╭──
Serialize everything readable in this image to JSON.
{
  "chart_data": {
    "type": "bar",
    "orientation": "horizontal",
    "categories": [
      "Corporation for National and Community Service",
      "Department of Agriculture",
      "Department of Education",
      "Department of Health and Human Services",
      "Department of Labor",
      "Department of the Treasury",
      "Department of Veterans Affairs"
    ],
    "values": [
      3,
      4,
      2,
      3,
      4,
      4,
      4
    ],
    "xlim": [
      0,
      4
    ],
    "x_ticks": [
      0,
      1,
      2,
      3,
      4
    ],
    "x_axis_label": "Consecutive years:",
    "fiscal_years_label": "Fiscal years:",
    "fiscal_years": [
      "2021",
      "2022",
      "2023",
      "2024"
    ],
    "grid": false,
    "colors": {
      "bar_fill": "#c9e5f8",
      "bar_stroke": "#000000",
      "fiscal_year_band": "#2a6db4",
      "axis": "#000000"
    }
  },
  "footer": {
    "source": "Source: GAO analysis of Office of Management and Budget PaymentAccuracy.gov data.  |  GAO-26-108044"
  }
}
╰──
Your task is to give the records above again, exactly.

Serialize everything readable in this image to JSON.
{
  "chart_data": {
    "type": "bar",
    "orientation": "horizontal",
    "categories": [
      "Corporation for National and Community Service",
      "Department of Agriculture",
      "Department of Education",
      "Department of Health and Human Services",
      "Department of Labor",
      "Department of the Treasury",
      "Department of Veterans Affairs"
    ],
    "values": [
      3,
      4,
      2,
      3,
      4,
      4,
      4
    ],
    "xlim": [
      0,
      4
    ],
    "x_ticks": [
      0,
      1,
      2,
      3,
      4
    ],
    "x_axis_label": "Consecutive years:",
    "fiscal_years_label": "Fiscal years:",
    "fiscal_years": [
      "2021",
      "2022",
      "2023",
      "2024"
    ],
    "grid": false,
    "colors": {
      "bar_fill": "#c9e5f8",
      "bar_stroke": "#000000",
      "fiscal_year_band": "#2a6db4",
      "axis": "#000000"
    }
  },
  "footer": {
    "source": "Source: GAO analysis of Office of Management and Budget PaymentAccuracy.gov data.  |  GAO-26-108044"
  }
}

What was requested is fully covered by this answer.